## Lesetext:
------------
Mit 930 Mitarbeitern im Schongauer Werk ist Hirschvogel einer der größten Arbeitgeber im Landkreis. Doch weil der Standort stark auf E-Mobilität ausgerichtet ist, die Absatzzahlen von E-Autos aber zurückgehen, musste dort Kurzarbeit angemeldet werden. Gleichzeitig wurde nach 36 Jahren das Werk in Ohio/USA verkauft.
Schongau – Viele Hirschvogel-Beschäftigte dürften diese Woche erstmals ihren neuen Chef live gesehen haben: Matthias Kratzsch, erst vor wenigen Wochen als CEO von Hirschvogel als Nachfolger von Jörg Rückauf installiert, stellte sich auf den Betriebsversammlungen in Schongau und Denklingen vor. Er dürfte wenig gute Nachrichten vekündet haben, denn die Lage für das Unternehmen mit weltweit 6500 Mitarbeitern und einem Umsatz von 1,5 Milliarden Euro ist nicht einfach.
Anfang der Woche teilte Hirschvogel mit, dass es sein 1988 gegründetes Werk in Columbus/Ohio verkauft. Noch beim Bilanzgespräch im vergangenen Jahr hatte es geheißen, dass man aufgrund der schwierigen Rahmenbedingungen in Deutschland, unter anderem wegen hoher Energiekosten, vor allem im Ausland wachsen wolle. Wie passt dann der Verkauf des Werkes in den USA dazu, dass die Amerikaner mit dem Inflation Reduction Act (IRA) ein 738 Milliarden Dollar schweres Förderprogramm aufgelegt haben, das gerade die örtliche Produktion stärken soll?
„Es gab eine Vielzahl von Gründen“, sagt Hirschvogel-Sprecherin Michaela Heinle. Der Standort habe schon lange mit Verlusten gekämpft. „Wir sahen lange Zeit noch Chancen und wollten auch im Interesse unserer Kunden und unserer Mitarbeitenden das Werk in den USA nicht vorschnell aufgeben.“ Doch trotz vieler Effizienzbemühungen und intensiver Unterstützung konnte im USA-Werk keine zufriedenstellende Profitabilität erzielt werden.
------------
## Aufgabenstellung:
Setze den Bericht über die Lage bei Hirschvogel im Anschluss an seinen letzten Satz fort.
------------
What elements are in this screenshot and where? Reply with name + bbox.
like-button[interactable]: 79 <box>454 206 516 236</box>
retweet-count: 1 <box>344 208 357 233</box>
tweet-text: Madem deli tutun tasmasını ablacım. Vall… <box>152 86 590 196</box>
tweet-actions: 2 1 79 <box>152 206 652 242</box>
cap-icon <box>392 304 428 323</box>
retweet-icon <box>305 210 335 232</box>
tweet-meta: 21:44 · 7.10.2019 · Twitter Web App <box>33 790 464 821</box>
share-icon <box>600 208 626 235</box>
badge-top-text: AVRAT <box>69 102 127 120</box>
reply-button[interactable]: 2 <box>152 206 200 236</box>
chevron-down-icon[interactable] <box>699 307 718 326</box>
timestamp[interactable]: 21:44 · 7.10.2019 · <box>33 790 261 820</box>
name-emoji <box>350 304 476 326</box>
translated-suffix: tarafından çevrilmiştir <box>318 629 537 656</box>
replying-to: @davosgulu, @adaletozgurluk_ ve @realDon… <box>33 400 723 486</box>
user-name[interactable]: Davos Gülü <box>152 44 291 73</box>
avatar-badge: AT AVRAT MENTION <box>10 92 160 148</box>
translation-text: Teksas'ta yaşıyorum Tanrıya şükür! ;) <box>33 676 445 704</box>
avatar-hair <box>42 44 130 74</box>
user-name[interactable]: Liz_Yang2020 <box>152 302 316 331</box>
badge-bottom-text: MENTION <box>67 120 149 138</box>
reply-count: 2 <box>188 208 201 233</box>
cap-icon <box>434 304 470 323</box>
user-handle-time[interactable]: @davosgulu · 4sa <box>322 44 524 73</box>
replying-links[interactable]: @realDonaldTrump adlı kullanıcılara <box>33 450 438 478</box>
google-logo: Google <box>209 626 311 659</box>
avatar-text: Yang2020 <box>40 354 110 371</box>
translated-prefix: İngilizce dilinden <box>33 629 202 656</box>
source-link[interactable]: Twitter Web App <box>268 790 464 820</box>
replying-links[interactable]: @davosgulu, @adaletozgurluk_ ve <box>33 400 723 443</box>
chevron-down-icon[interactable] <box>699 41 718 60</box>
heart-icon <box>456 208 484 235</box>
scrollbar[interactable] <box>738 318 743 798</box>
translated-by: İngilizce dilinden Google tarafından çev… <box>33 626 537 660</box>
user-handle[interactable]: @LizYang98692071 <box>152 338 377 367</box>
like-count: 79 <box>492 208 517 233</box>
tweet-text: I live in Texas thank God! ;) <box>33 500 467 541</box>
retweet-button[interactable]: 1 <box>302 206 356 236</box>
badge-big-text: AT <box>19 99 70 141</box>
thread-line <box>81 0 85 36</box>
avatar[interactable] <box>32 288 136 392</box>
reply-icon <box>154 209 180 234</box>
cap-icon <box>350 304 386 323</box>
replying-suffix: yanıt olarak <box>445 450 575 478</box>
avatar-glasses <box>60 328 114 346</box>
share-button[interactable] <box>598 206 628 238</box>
------------
## Antwort zur Aufgabe:
Als jetzt ein Kaufangebot von Walor hereinkam, ein Teil der FerrAl United Group des Mutares-Konzerns, kam das Hirschvogel wie gerufen. Mutares ist eine Private-Equity-Gesellschaft mit Hauptsitz in München, die laut Internet ertragsschwache mittelständische Unternehmen und Konzernausgliederungen übernimmt mit Ziel, sie zu restrukturieren und anschließend weiterzuveräußern.
„Unsere 320 Hirschvogel-Mitarbeitenden ind den USA werden vom Käufer übernommender“, so Heinle. Es sei eine für alle Seiten positive Entscheidung gewesen. Und weil das Ende 2017 gegründete Werk in Mexiko in der Freihandelszone der USMCA liegt, „kann von dort problemlos der gesamte nordamerikanische Markt bedient werden“, so Heinle. Weitere ausländische Standorte hat Hirschvogel noch in Polen, Indien und China, dazu die deutschen Werke in Marksuhl, Eisenach und neben Schongau den Stammsitz in Denklingen.
Zahl der Zeitarbeiter wurde reduziert
Dort arbeiten aktuell 2403 Mitarbeiter, dem Werk geht es blendend – es ist noch weitgehend auf den Verbrennungsmotor ausgerichtet. Schon vor Jahren hatte Hirschvogel bei seiner sogenannten Transition das Ziel geäußert, zum einen bei der E-Mobilität ganz vorne dabei zu sein, andereseits das klassische Geschäft nicht zu vernachlässigen.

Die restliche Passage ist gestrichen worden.